#### [DOCUMENT EXCERPT]
************

Collecting critical zone cores

RESEARCH in the Darrouzet-Nardi lab focuses on ecology and Earth system science with specialties in biogeochemistry, plant-soil interactions, belowground processes, global change, and drylands. Within these areas, some favorite topics include biological soil crusts (biocrusts), desert fungi, N cycling, soil CO2 fluxes, and soil water availability. All lab research projects are built on a foundation of field-collected data and experiments, and many are part of long-term sites and distributed networks. Techniques we use to generate data include:

  • classic ecological methods like assessment of species cover and biomass
  • biogeochemically oriented techniques like elemental analysis, isotopic analysis, and soil nutrient and enzyme assays
  • ecophysiological gas exchange measurements including photosynthesis, soil respiration, and soil N gas flux
  • sensor deployment, from simple soil moisture sensors to automated gas exchange systems
  • more advanced omics approaches including proteomics and metabolomics

Data analytics and visualization are also a focus of the lab, including:

  • biostatistics with a beyond-p-values philosophy
  • geospatial, geostatistical, and statistical hot spot identification
  • time series QA/QC and analysis, especially with sensor data
  • multivariate statistics including machine learning approaches

Our goal is to use these modern data collection and analytical techniques to generate new insights that can in turn inspire curiosity about complex ecological systems and contribute to ecological preservation and human sustainability.

************

#### [DATA TO EXAMINE]
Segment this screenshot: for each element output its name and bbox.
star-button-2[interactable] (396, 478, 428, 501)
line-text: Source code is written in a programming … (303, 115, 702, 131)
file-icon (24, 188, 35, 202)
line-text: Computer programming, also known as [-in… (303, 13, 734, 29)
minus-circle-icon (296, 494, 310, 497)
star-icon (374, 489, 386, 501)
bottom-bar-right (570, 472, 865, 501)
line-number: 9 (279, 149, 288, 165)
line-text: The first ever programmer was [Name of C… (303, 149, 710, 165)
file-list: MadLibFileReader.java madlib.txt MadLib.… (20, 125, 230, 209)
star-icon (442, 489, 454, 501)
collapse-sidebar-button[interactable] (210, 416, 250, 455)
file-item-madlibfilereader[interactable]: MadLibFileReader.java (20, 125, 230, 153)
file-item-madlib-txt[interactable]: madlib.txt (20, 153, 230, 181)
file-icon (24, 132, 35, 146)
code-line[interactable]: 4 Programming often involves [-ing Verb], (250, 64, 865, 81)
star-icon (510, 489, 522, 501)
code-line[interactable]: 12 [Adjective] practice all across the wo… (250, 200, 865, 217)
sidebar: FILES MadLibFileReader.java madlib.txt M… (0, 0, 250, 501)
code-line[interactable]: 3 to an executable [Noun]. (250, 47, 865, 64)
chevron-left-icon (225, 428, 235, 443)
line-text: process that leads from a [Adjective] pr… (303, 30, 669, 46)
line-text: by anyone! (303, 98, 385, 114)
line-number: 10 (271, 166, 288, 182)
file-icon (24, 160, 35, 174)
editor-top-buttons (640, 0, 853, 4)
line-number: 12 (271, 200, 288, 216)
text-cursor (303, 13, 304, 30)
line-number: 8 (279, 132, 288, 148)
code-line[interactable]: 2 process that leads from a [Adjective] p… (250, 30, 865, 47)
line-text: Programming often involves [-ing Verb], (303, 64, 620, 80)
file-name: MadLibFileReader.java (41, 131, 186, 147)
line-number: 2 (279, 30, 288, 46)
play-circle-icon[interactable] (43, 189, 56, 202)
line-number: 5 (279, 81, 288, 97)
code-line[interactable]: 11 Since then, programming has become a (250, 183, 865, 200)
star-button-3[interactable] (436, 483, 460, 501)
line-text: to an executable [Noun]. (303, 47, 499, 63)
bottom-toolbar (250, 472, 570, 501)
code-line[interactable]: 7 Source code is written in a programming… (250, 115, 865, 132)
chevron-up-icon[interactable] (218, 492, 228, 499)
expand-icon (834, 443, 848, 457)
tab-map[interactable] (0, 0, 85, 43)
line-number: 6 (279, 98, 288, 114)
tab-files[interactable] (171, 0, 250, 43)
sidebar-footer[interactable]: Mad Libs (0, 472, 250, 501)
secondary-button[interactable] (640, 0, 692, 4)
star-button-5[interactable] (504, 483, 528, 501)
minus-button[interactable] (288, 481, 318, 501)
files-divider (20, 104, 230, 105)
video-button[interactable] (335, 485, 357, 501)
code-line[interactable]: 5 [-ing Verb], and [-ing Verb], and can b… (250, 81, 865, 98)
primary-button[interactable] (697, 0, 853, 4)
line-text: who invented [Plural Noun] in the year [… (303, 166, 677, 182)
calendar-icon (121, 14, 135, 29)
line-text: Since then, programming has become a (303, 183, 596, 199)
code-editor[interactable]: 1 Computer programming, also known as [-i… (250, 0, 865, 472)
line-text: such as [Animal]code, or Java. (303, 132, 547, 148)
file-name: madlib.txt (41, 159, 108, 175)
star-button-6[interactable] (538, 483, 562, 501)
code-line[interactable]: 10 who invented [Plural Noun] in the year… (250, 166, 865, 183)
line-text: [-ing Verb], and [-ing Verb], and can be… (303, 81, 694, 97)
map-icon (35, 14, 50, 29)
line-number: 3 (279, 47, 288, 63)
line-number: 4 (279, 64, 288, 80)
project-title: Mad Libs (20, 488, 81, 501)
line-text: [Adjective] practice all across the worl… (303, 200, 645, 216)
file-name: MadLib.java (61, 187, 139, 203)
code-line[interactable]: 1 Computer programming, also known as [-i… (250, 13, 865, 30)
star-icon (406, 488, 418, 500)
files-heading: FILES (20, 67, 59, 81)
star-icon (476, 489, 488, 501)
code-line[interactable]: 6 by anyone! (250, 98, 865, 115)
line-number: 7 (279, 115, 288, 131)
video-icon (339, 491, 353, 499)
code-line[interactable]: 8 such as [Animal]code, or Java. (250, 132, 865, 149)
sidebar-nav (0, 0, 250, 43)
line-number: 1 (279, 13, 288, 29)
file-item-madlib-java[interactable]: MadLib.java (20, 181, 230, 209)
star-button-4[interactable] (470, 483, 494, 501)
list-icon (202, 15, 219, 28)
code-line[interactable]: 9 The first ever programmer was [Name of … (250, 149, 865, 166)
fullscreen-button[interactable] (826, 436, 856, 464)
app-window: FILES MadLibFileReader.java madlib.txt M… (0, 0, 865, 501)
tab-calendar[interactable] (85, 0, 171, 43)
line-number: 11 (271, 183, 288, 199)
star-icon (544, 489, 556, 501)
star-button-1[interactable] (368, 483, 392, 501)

************

#### [REQUIRED ACTION]
Reproduce the passage of the lab research description that opens with the words containing "Data analytics and" and closes with "and human sustainability.", substituting "modeling" for "visualization". The records originate from a separate source unrelated to the lab research description.

#### [ANSWER FOR THIS EXERCISE]
Data analytics and modeling are also a focus of the lab, including:

  • biostatistics with a beyond-p-values philosophy
  • geospatial, geostatistical, and statistical hot spot identification
  • time series QA/QC and analysis, especially with sensor data
  • multivariate statistics including machine learning approaches

Our goal is to use these modern data collection and analytical techniques to generate new insights that can in turn inspire curiosity about complex ecological systems and contribute to ecological preservation and human sustainability.